■ SELECTED PASSAGE
-- start --

March 21, 2016 -- Whether the City ever gets its day in court in its David versus Goliath legal battle against the United States of America over Santa Monica Airport is now in the hands of the three judges of the 9th Circuit Court of Appeals.

The Pasadena court, which heard arguments from attorneys on both sides in the dispute earlier this month, now is deciding whether Santa Monica's time to sue has expired.

Attorney Deanne E. Maynard, representing the City, told the judges during a hearing March 11 that a U.S. District Court was wrong on two key points when it applied a federal 12-year statute of limitations to the City's 2013 lawsuit seeking local control over the airport property ("City Hall Sues FAA Over Future of Santa Monica Airport," November 1, 2013).

First, she said, Santa Monica had no way of knowing in 1948 that the agreement formalizing the federal goverment's lease on the airport property – called an “instrument of tranfer” – could some day erupt in a legal dispute over the property and the need for Santa Monica to sue the government to re-establish title to property it originally owned.

Although the City agreed in 1948 to operate the airport “in perpetuity,” the transfer document doesn't even hint that the federal government might someday lay claim to title of the property if the city failed to live up to its commitment, she said.

“All it says is that the United States can revert the property interests it transfers to the City if it determines there's a violation of the terms of that agreement,” Maynard said.

“There's no way that the language of that agreement put the City on notice in 1948 that it needed to challenge the claim the United States is making now.”

The first time the U.S. government invoked the “reverter” clause in the transfer document was in 2008, when the Federal Aviation Administration in a “show cause notice” informed the City that “if you don't keep operating the airport, we're going to take the land,” Maynard told the court.

Santa Monica contends the clock on the 12-year period in which to sue the federal government should have started in 2008 when the FAA issued the show cause notice, she said.

“In any event, the United States abandoned any such claim in the 1984 settlement agreement,” which came after a City resolution in 1981 announced its intent to close the airport when feasible," Maynard said.

That settlement resulted in “a plan by which the City would operate the airport until July 1, 2015,” said Maynard.

The plan was supported in writing by an FAA director's decision that “found as fact that after July 1, 2015, operation of the land was a local land-use matter,” Maynard said.

Judge Richard Paez said the transfer document itself “could be interpreted to say the City long ago had notice of the government's position, or that the reverter clause itself put the City on notice.”

Maynard said the transfer agreement referred only to the title of property the FAA was transfering to the City in 1948, but “the title of the land was not transferred.”

“The title of the land has always been with the City,” she said.

Santa Monica has known since 1948 that the federal government has had a keen interest in operating the property as an airport and that a legal “cloud” has existed over the property's title since then, said Alicia Klein, an attorney for the United States.

Klein sought to focus the argument on the issue of the statute of limitations and not on the merits of the City's lawsuit.

But Judge Jacqueline Nguyen asked her how the United States can claim the right “to reposs the land in perpetuity when it didn't own the land in the first place?”

“I will answer your honor's question, but I should emphasis I want to distinguish the notice issue to this response, which pertains to the merits, not the notice,” said Klien.

She said the FAA transferred more than $1 million of improvements to the City “with no payment by the City,” said Klein ("FAA Rules Santa Monica Airport Must Stay Open," December 7, 2015).

“The consideration was the acceptance of certain restrictive convenants that run with the land, and that the land will be used for airport purposes. 'Run with the land' means in perpetuity,” she said.

Maynard is hoping the court does indeed take the merits of the City's lawsuit into consideration in rendering its ruling on the district court's dismissal.

“To the extent that the notice question is instricably intertwined with the merits, that too, is a basis” to send the case back to the district court, said Maynard.

-- end --

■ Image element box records
-- start --

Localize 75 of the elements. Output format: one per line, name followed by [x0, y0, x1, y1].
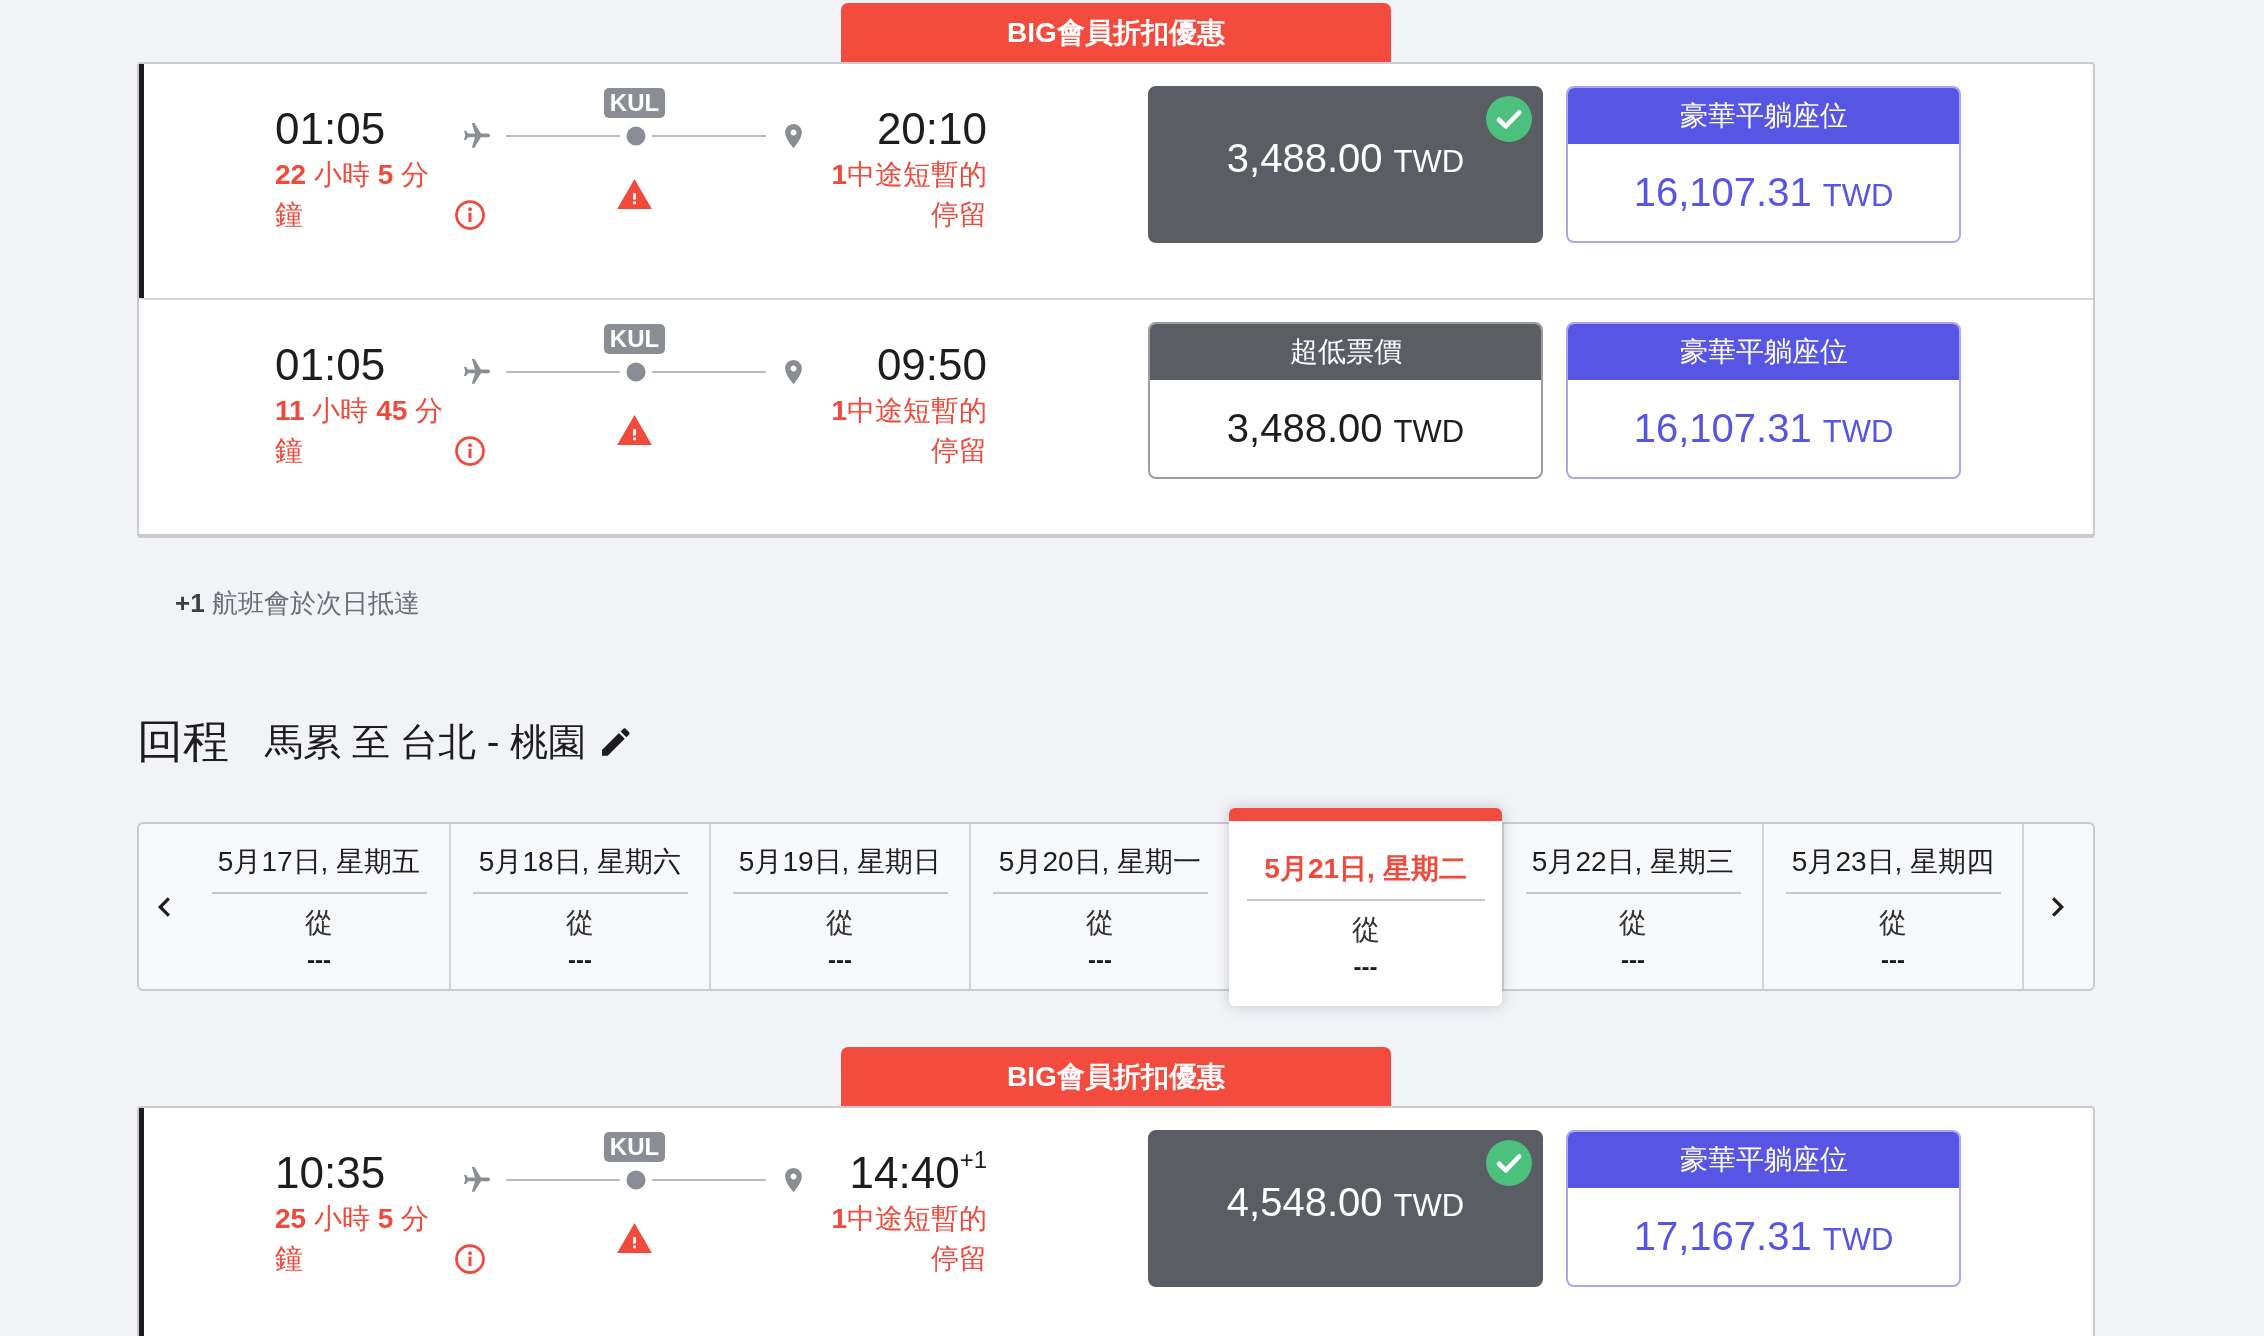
date-label: 5月23日, 星期四: [1791, 845, 1995, 879]
flight-duration: 11 小時 45 分鐘: [275, 394, 445, 468]
warning-icon: [617, 415, 652, 445]
promo-banner: BIG會員折扣優惠: [841, 3, 1391, 62]
departure-time: 01:05: [275, 103, 387, 155]
date-price: ---: [568, 946, 592, 974]
fare-price: 3,488.00 TWD: [1226, 406, 1465, 451]
from-label: 從: [826, 906, 854, 940]
departure-time: 10:35: [275, 1147, 387, 1199]
fare-option[interactable]: 豪華平躺座位 16,107.31 TWD: [1566, 322, 1961, 479]
date-price: ---: [1881, 946, 1905, 974]
fare-option[interactable]: 超低票價 3,488.00 TWD: [1148, 322, 1543, 479]
fare-price: 16,107.31 TWD: [1633, 406, 1894, 451]
map-pin-icon: [785, 124, 802, 148]
date-label: 5月21日, 星期二: [1264, 852, 1467, 886]
fare-option[interactable]: 豪華平躺座位 16,107.31 TWD: [1566, 86, 1961, 243]
map-pin-icon: [785, 1168, 802, 1192]
flight-duration: 25 小時 5 分鐘: [275, 1202, 431, 1276]
promo-banner: BIG會員折扣優惠: [841, 1047, 1391, 1106]
date-label: 5月19日, 星期日: [738, 845, 942, 879]
fare-option[interactable]: 4,548.00 TWD: [1148, 1130, 1543, 1287]
fare-class-header: 超低票價: [1150, 324, 1541, 380]
arrival-time: 14:40$^{+1}$: [848, 1147, 987, 1199]
fare-option[interactable]: 3,488.00 TWD: [1148, 86, 1543, 243]
fare-class-header: 豪華平躺座位: [1568, 88, 1959, 144]
date-label: 5月22日, 星期三: [1531, 845, 1735, 879]
from-label: 從: [305, 906, 333, 940]
from-label: 從: [1086, 906, 1114, 940]
date-label: 5月17日, 星期五: [217, 845, 421, 879]
stopover-code-tag: KUL: [603, 88, 666, 118]
stops-info: 1中途短暫的停留: [830, 394, 987, 468]
arrival-time: 20:10: [875, 103, 987, 155]
stops-info: 1中途短暫的停留: [830, 1202, 987, 1276]
date-price: ---: [1353, 953, 1378, 981]
warning-icon: [617, 1223, 652, 1253]
from-label: 從: [1879, 906, 1907, 940]
airplane-icon: [464, 359, 490, 385]
next-day-note: +1 航班會於次日抵達: [175, 588, 420, 618]
stopover-code-tag: KUL: [603, 324, 666, 354]
date-tab[interactable]: 5月21日, 星期二 從 ---: [1229, 808, 1502, 1006]
stops-info: 1中途短暫的停留: [830, 158, 987, 232]
fare-price: 4,548.00 TWD: [1226, 1180, 1465, 1225]
departure-time: 01:05: [275, 339, 387, 391]
info-icon[interactable]: [455, 436, 485, 466]
stopover-code-tag: KUL: [603, 1132, 666, 1162]
from-label: 從: [1619, 906, 1647, 940]
airplane-icon: [464, 123, 490, 149]
pencil-icon[interactable]: [601, 728, 631, 756]
from-label: 從: [1351, 913, 1380, 947]
check-icon: [1486, 96, 1532, 142]
date-label: 5月18日, 星期六: [478, 845, 682, 879]
fare-class-header: 豪華平躺座位: [1568, 1132, 1959, 1188]
check-icon: [1486, 1140, 1532, 1186]
fare-price: 16,107.31 TWD: [1633, 170, 1894, 215]
fare-price: 3,488.00 TWD: [1226, 136, 1465, 181]
info-icon[interactable]: [455, 200, 485, 230]
date-price: ---: [828, 946, 852, 974]
date-price: ---: [307, 946, 331, 974]
info-icon[interactable]: [455, 1244, 485, 1274]
airplane-icon: [464, 1167, 490, 1193]
arrival-time: 09:50: [875, 339, 987, 391]
warning-icon: [617, 179, 652, 209]
chevron-right-icon: [2052, 896, 2064, 917]
from-label: 從: [566, 906, 594, 940]
date-price: ---: [1088, 946, 1112, 974]
chevron-left-icon: [158, 896, 170, 917]
fare-option[interactable]: 豪華平躺座位 17,167.31 TWD: [1566, 1130, 1961, 1287]
date-price: ---: [1621, 946, 1645, 974]
route-title: 馬累 至 台北 - 桃園: [265, 719, 586, 765]
flight-duration: 22 小時 5 分鐘: [275, 158, 431, 232]
fare-price: 17,167.31 TWD: [1633, 1214, 1894, 1259]
date-label: 5月20日, 星期一: [998, 845, 1202, 879]
map-pin-icon: [785, 360, 802, 384]
section-title: 回程: [137, 714, 229, 769]
fare-class-header: 豪華平躺座位: [1568, 324, 1959, 380]
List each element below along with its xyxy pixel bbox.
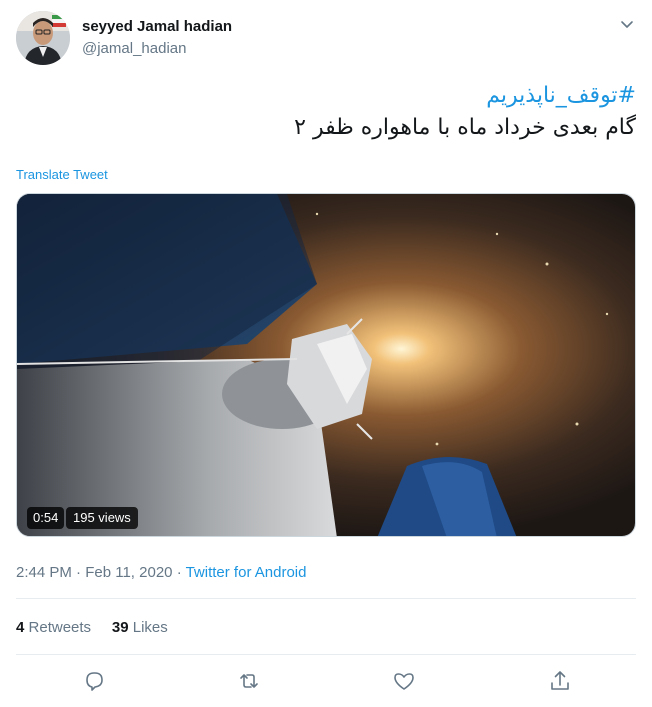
video-thumbnail (17, 194, 635, 536)
user-name[interactable]: seyyed Jamal hadian (82, 18, 232, 35)
user-handle[interactable]: @jamal_hadian (82, 40, 186, 57)
chevron-down-icon[interactable] (617, 14, 637, 34)
hashtag-link[interactable]: #توقف_ناپذیریم (486, 83, 636, 108)
tweet-stats: 4 Retweets 39 Likes (16, 619, 168, 636)
reply-icon[interactable] (81, 668, 107, 694)
like-icon[interactable] (391, 668, 417, 694)
retweets-label: Retweets (28, 619, 92, 636)
divider (16, 654, 636, 655)
likes-label: Likes (132, 619, 168, 636)
divider (16, 598, 636, 599)
retweet-icon[interactable] (236, 668, 262, 694)
tweet-date[interactable]: Feb 11, 2020 (85, 564, 172, 581)
meta-separator: · (176, 564, 182, 581)
translate-tweet-link[interactable]: Translate Tweet (16, 167, 108, 182)
likes-stat[interactable]: 39 Likes (112, 619, 168, 636)
video-duration-badge: 0:54 (27, 507, 65, 529)
video-player[interactable] (16, 193, 636, 537)
share-icon[interactable] (547, 668, 573, 694)
tweet-time[interactable]: 2:44 PM (16, 564, 72, 581)
video-views-badge: 195 views (66, 507, 138, 529)
avatar[interactable] (16, 11, 70, 65)
retweets-count: 4 (16, 619, 25, 636)
tweet-meta: 2:44 PM · Feb 11, 2020 · Twitter for And… (16, 564, 306, 581)
tweet-source-link[interactable]: Twitter for Android (186, 564, 307, 581)
tweet-text: گام بعدی خرداد ماه با ماهواره ظفر ۲ (294, 115, 636, 140)
meta-separator: · (76, 564, 82, 581)
retweets-stat[interactable]: 4 Retweets (16, 619, 91, 636)
likes-count: 39 (111, 619, 129, 636)
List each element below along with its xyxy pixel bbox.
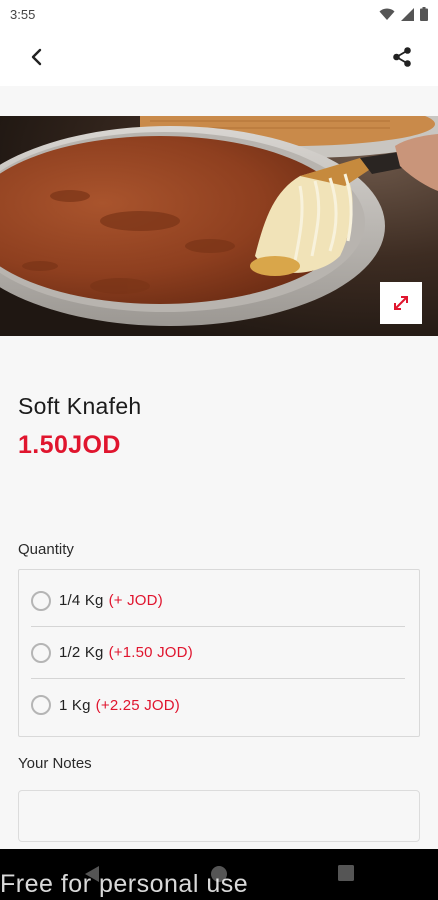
system-nav-bar: Free for personal use [0, 849, 438, 900]
back-arrow-icon [31, 48, 42, 66]
nav-recents-icon[interactable] [338, 865, 354, 881]
share-icon [393, 47, 411, 67]
watermark-text: Free for personal use [0, 870, 249, 898]
radio-button[interactable] [31, 642, 51, 663]
quantity-option-half-kg[interactable]: 1/2 Kg (+1.50 JOD) [31, 627, 405, 679]
toolbar [0, 28, 438, 86]
option-price: (+ JOD) [108, 592, 163, 609]
product-image [0, 116, 438, 336]
quantity-label: Quantity [18, 541, 74, 558]
expand-icon [394, 296, 408, 310]
battery-icon [420, 7, 428, 21]
status-icons [379, 7, 428, 21]
notes-label: Your Notes [18, 755, 92, 772]
product-name: Soft Knafeh [18, 393, 142, 419]
expand-image-button[interactable] [380, 282, 422, 324]
status-bar: 3:55 [0, 0, 438, 28]
option-label: 1 Kg [59, 696, 91, 714]
wifi-icon [379, 8, 395, 20]
status-time: 3:55 [10, 6, 36, 22]
knafeh-photo [0, 116, 438, 336]
quantity-option-quarter-kg[interactable]: 1/4 Kg (+ JOD) [31, 575, 405, 627]
share-button[interactable] [386, 41, 418, 73]
option-price: (+2.25 JOD) [95, 696, 180, 714]
product-price: 1.50JOD [18, 431, 121, 459]
notes-input[interactable] [18, 790, 420, 842]
radio-button[interactable] [31, 590, 51, 611]
quantity-option-one-kg[interactable]: 1 Kg (+2.25 JOD) [31, 679, 405, 731]
option-label: 1/4 Kg [59, 592, 104, 609]
radio-button[interactable] [31, 695, 51, 715]
quantity-options: 1/4 Kg (+ JOD) 1/2 Kg (+1.50 JOD) 1 Kg (… [18, 569, 420, 737]
signal-icon [401, 7, 414, 21]
option-label: 1/2 Kg [59, 644, 104, 661]
option-price: (+1.50 JOD) [108, 644, 193, 661]
back-button[interactable] [20, 41, 52, 73]
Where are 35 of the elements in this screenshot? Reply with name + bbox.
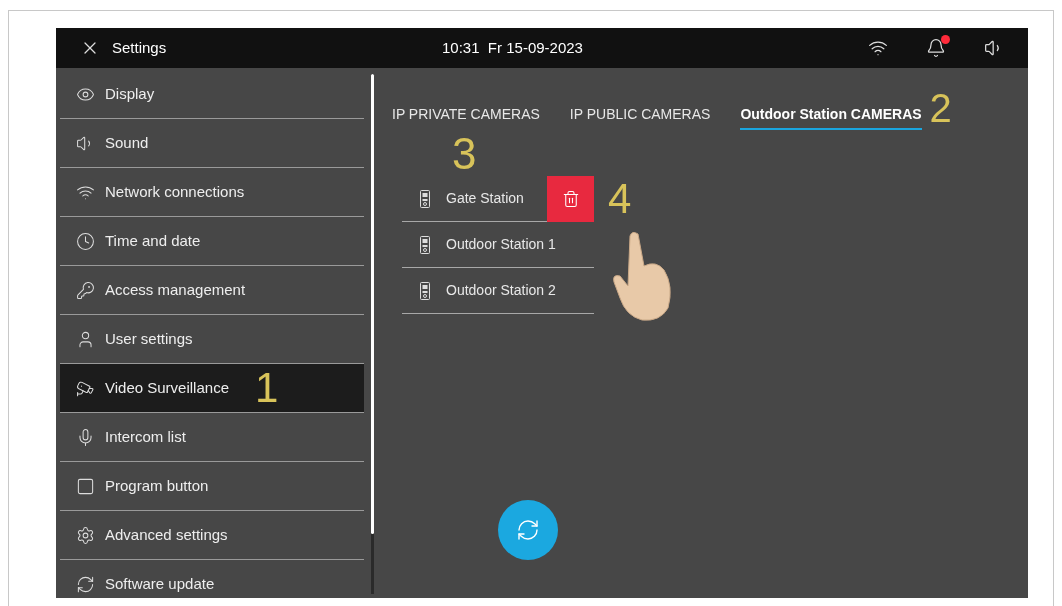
door-station-icon [420, 281, 430, 300]
step-number: 2 [929, 88, 952, 128]
clock-icon [76, 231, 95, 251]
user-icon [76, 329, 95, 349]
sidebar-item[interactable]: Intercom list [60, 413, 364, 462]
station-item[interactable]: Outdoor Station 1 [402, 222, 594, 268]
sidebar-item[interactable]: Access management [60, 266, 364, 315]
door-station-icon [420, 235, 430, 254]
key-icon [76, 280, 95, 300]
sidebar-item[interactable]: Sound [60, 119, 364, 168]
sidebar-item[interactable]: Display [60, 70, 364, 119]
sidebar-item[interactable]: Advanced settings [60, 511, 364, 560]
square-icon [76, 476, 95, 496]
tab[interactable]: IP PUBLIC CAMERAS [569, 104, 711, 130]
date-time: 10:31 Fr 15-09-2023 [442, 37, 583, 58]
sidebar-item[interactable]: Network connections [60, 168, 364, 217]
refresh-icon [76, 574, 95, 594]
tab[interactable]: IP PRIVATE CAMERAS [392, 104, 540, 130]
door-station-icon [420, 189, 430, 208]
sidebar-item[interactable]: Time and date [60, 217, 364, 266]
trash-icon [561, 190, 580, 208]
step-number: 1 [255, 367, 279, 409]
delete-button[interactable] [547, 176, 594, 222]
refresh-button[interactable] [498, 500, 558, 560]
tab[interactable]: Outdoor Station CAMERAS [740, 104, 922, 130]
microphone-icon [76, 427, 95, 447]
step-number: 4 [608, 178, 632, 220]
sidebar-item[interactable]: Program button [60, 462, 364, 511]
sidebar-item[interactable]: Video Surveillance 1 [60, 364, 364, 413]
step-number: 3 [452, 132, 478, 176]
refresh-icon [516, 518, 540, 542]
sidebar-item[interactable]: Software update [60, 560, 364, 598]
window-title: Settings [112, 37, 168, 58]
station-item[interactable]: Outdoor Station 2 [402, 268, 594, 314]
settings-icon [76, 525, 95, 545]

-- end --

■ DIRECTIONS FOR THIS TASK
Edit everything from "Santa Monica has" down to "the United States." in the article on the Santa Monica Airport lawsuit, putting "strong interest" in place of "keen interest". This material has no connection to the text.

■ TASK SOLUTION
Santa Monica has known since 1948 that the federal government has had a strong interest in operating the property as an airport and that a legal “cloud” has existed over the property's title since then, said Alicia Klein, an attorney for the United States.